[STORED DATA]
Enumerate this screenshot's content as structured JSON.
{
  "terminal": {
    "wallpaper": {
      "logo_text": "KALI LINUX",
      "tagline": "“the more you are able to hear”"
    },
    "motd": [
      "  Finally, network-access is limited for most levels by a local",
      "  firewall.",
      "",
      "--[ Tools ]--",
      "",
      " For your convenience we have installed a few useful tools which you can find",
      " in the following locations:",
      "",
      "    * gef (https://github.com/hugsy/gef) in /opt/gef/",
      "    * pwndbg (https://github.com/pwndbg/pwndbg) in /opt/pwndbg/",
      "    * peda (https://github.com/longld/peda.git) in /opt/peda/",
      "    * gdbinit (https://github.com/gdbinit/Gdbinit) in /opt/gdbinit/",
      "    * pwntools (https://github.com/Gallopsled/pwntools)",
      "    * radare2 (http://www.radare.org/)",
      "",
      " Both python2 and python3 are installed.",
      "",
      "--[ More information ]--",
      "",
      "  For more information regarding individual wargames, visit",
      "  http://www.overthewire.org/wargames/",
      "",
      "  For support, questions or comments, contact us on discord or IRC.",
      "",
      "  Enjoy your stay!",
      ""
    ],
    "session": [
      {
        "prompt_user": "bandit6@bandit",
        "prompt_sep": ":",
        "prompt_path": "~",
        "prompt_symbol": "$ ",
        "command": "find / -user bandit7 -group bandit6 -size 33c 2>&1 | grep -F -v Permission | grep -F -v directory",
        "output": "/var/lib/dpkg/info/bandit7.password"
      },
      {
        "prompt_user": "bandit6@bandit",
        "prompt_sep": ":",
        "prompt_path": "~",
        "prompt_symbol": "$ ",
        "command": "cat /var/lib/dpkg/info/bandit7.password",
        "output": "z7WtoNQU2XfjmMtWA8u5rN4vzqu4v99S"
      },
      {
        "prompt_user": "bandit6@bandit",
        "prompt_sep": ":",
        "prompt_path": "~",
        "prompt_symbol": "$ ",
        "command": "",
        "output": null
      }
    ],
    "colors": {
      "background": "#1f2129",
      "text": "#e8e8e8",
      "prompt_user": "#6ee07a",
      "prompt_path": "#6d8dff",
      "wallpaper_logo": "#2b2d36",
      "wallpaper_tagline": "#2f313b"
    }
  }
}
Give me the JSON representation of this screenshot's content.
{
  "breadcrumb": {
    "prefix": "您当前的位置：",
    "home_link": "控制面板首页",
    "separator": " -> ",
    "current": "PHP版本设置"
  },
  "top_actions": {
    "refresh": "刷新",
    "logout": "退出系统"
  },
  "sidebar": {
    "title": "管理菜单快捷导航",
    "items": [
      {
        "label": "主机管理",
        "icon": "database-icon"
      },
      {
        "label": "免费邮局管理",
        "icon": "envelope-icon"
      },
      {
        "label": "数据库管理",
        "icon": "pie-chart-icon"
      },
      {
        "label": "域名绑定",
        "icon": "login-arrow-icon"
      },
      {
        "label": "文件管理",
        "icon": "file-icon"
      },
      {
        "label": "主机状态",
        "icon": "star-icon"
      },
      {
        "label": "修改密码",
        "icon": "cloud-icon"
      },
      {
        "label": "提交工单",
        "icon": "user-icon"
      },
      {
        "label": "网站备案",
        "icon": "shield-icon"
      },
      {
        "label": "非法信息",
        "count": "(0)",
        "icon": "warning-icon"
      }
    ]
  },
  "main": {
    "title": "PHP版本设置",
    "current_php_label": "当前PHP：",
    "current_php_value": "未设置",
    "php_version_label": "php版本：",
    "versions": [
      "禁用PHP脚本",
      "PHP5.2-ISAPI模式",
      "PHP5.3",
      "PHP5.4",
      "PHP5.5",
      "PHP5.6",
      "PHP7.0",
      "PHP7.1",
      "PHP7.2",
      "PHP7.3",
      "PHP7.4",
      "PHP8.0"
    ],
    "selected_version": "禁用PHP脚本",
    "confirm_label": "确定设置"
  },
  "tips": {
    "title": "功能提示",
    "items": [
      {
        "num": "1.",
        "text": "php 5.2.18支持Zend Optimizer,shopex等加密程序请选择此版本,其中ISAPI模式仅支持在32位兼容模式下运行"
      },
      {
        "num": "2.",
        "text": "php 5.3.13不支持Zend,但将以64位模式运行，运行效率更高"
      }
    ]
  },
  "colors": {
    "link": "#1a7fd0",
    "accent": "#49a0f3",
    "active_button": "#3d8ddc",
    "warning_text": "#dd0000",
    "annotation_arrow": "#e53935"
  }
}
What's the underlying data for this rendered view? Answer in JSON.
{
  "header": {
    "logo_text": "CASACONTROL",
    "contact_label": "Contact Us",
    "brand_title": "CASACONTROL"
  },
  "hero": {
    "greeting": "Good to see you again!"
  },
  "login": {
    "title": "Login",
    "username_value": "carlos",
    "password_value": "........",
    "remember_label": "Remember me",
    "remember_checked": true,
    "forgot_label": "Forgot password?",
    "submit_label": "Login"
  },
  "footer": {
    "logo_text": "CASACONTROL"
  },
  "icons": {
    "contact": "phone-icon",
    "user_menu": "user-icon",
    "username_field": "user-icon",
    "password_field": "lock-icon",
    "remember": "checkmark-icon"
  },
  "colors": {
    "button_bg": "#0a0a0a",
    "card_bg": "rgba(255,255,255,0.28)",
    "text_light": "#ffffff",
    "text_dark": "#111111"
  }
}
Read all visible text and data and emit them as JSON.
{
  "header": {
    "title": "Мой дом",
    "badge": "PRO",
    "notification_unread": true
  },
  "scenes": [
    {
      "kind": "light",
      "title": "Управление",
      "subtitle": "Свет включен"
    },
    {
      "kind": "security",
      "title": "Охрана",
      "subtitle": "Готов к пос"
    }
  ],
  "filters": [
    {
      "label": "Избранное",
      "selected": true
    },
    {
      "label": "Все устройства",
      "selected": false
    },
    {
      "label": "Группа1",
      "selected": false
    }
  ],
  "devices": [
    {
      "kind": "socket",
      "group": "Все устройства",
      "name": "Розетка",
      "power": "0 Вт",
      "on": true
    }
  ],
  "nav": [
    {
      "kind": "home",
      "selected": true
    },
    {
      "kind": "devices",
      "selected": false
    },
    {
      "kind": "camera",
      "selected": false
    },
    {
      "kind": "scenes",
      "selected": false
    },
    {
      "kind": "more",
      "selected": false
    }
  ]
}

[YOUR INSTRUCTIONS]
Retype every record above exactly as written.

[FULL SOLUTION]
Enumerate this screenshot's content as structured JSON.
{
  "terminal": {
    "wallpaper": {
      "logo_text": "KALI LINUX",
      "tagline": "“the more you are able to hear”"
    },
    "motd": [
      "  Finally, network-access is limited for most levels by a local",
      "  firewall.",
      "",
      "--[ Tools ]--",
      "",
      " For your convenience we have installed a few useful tools which you can find",
      " in the following locations:",
      "",
      "    * gef (https://github.com/hugsy/gef) in /opt/gef/",
      "    * pwndbg (https://github.com/pwndbg/pwndbg) in /opt/pwndbg/",
      "    * peda (https://github.com/longld/peda.git) in /opt/peda/",
      "    * gdbinit (https://github.com/gdbinit/Gdbinit) in /opt/gdbinit/",
      "    * pwntools (https://github.com/Gallopsled/pwntools)",
      "    * radare2 (http://www.radare.org/)",
      "",
      " Both python2 and python3 are installed.",
      "",
      "--[ More information ]--",
      "",
      "  For more information regarding individual wargames, visit",
      "  http://www.overthewire.org/wargames/",
      "",
      "  For support, questions or comments, contact us on discord or IRC.",
      "",
      "  Enjoy your stay!",
      ""
    ],
    "session": [
      {
        "prompt_user": "bandit6@bandit",
        "prompt_sep": ":",
        "prompt_path": "~",
        "prompt_symbol": "$ ",
        "command": "find / -user bandit7 -group bandit6 -size 33c 2>&1 | grep -F -v Permission | grep -F -v directory",
        "output": "/var/lib/dpkg/info/bandit7.password"
      },
      {
        "prompt_user": "bandit6@bandit",
        "prompt_sep": ":",
        "prompt_path": "~",
        "prompt_symbol": "$ ",
        "command": "cat /var/lib/dpkg/info/bandit7.password",
        "output": "z7WtoNQU2XfjmMtWA8u5rN4vzqu4v99S"
      },
      {
        "prompt_user": "bandit6@bandit",
        "prompt_sep": ":",
        "prompt_path": "~",
        "prompt_symbol": "$ ",
        "command": "",
        "output": null
      }
    ],
    "colors": {
      "background": "#1f2129",
      "text": "#e8e8e8",
      "prompt_user": "#6ee07a",
      "prompt_path": "#6d8dff",
      "wallpaper_logo": "#2b2d36",
      "wallpaper_tagline": "#2f313b"
    }
  }
}
Give me the JSON representation of this screenshot's content.
{
  "breadcrumb": {
    "prefix": "您当前的位置：",
    "home_link": "控制面板首页",
    "separator": " -> ",
    "current": "PHP版本设置"
  },
  "top_actions": {
    "refresh": "刷新",
    "logout": "退出系统"
  },
  "sidebar": {
    "title": "管理菜单快捷导航",
    "items": [
      {
        "label": "主机管理",
        "icon": "database-icon"
      },
      {
        "label": "免费邮局管理",
        "icon": "envelope-icon"
      },
      {
        "label": "数据库管理",
        "icon": "pie-chart-icon"
      },
      {
        "label": "域名绑定",
        "icon": "login-arrow-icon"
      },
      {
        "label": "文件管理",
        "icon": "file-icon"
      },
      {
        "label": "主机状态",
        "icon": "star-icon"
      },
      {
        "label": "修改密码",
        "icon": "cloud-icon"
      },
      {
        "label": "提交工单",
        "icon": "user-icon"
      },
      {
        "label": "网站备案",
        "icon": "shield-icon"
      },
      {
        "label": "非法信息",
        "count": "(0)",
        "icon": "warning-icon"
      }
    ]
  },
  "main": {
    "title": "PHP版本设置",
    "current_php_label": "当前PHP：",
    "current_php_value": "未设置",
    "php_version_label": "php版本：",
    "versions": [
      "禁用PHP脚本",
      "PHP5.2-ISAPI模式",
      "PHP5.3",
      "PHP5.4",
      "PHP5.5",
      "PHP5.6",
      "PHP7.0",
      "PHP7.1",
      "PHP7.2",
      "PHP7.3",
      "PHP7.4",
      "PHP8.0"
    ],
    "selected_version": "禁用PHP脚本",
    "confirm_label": "确定设置"
  },
  "tips": {
    "title": "功能提示",
    "items": [
      {
        "num": "1.",
        "text": "php 5.2.18支持Zend Optimizer,shopex等加密程序请选择此版本,其中ISAPI模式仅支持在32位兼容模式下运行"
      },
      {
        "num": "2.",
        "text": "php 5.3.13不支持Zend,但将以64位模式运行，运行效率更高"
      }
    ]
  },
  "colors": {
    "link": "#1a7fd0",
    "accent": "#49a0f3",
    "active_button": "#3d8ddc",
    "warning_text": "#dd0000",
    "annotation_arrow": "#e53935"
  }
}
What's the underlying data for this rendered view? Answer in JSON.
{
  "header": {
    "logo_text": "CASACONTROL",
    "contact_label": "Contact Us",
    "brand_title": "CASACONTROL"
  },
  "hero": {
    "greeting": "Good to see you again!"
  },
  "login": {
    "title": "Login",
    "username_value": "carlos",
    "password_value": "........",
    "remember_label": "Remember me",
    "remember_checked": true,
    "forgot_label": "Forgot password?",
    "submit_label": "Login"
  },
  "footer": {
    "logo_text": "CASACONTROL"
  },
  "icons": {
    "contact": "phone-icon",
    "user_menu": "user-icon",
    "username_field": "user-icon",
    "password_field": "lock-icon",
    "remember": "checkmark-icon"
  },
  "colors": {
    "button_bg": "#0a0a0a",
    "card_bg": "rgba(255,255,255,0.28)",
    "text_light": "#ffffff",
    "text_dark": "#111111"
  }
}
Read all visible text and data and emit them as JSON.
{
  "header": {
    "title": "Мой дом",
    "badge": "PRO",
    "notification_unread": true
  },
  "scenes": [
    {
      "kind": "light",
      "title": "Управление",
      "subtitle": "Свет включен"
    },
    {
      "kind": "security",
      "title": "Охрана",
      "subtitle": "Готов к пос"
    }
  ],
  "filters": [
    {
      "label": "Избранное",
      "selected": true
    },
    {
      "label": "Все устройства",
      "selected": false
    },
    {
      "label": "Группа1",
      "selected": false
    }
  ],
  "devices": [
    {
      "kind": "socket",
      "group": "Все устройства",
      "name": "Розетка",
      "power": "0 Вт",
      "on": true
    }
  ],
  "nav": [
    {
      "kind": "home",
      "selected": true
    },
    {
      "kind": "devices",
      "selected": false
    },
    {
      "kind": "camera",
      "selected": false
    },
    {
      "kind": "scenes",
      "selected": false
    },
    {
      "kind": "more",
      "selected": false
    }
  ]
}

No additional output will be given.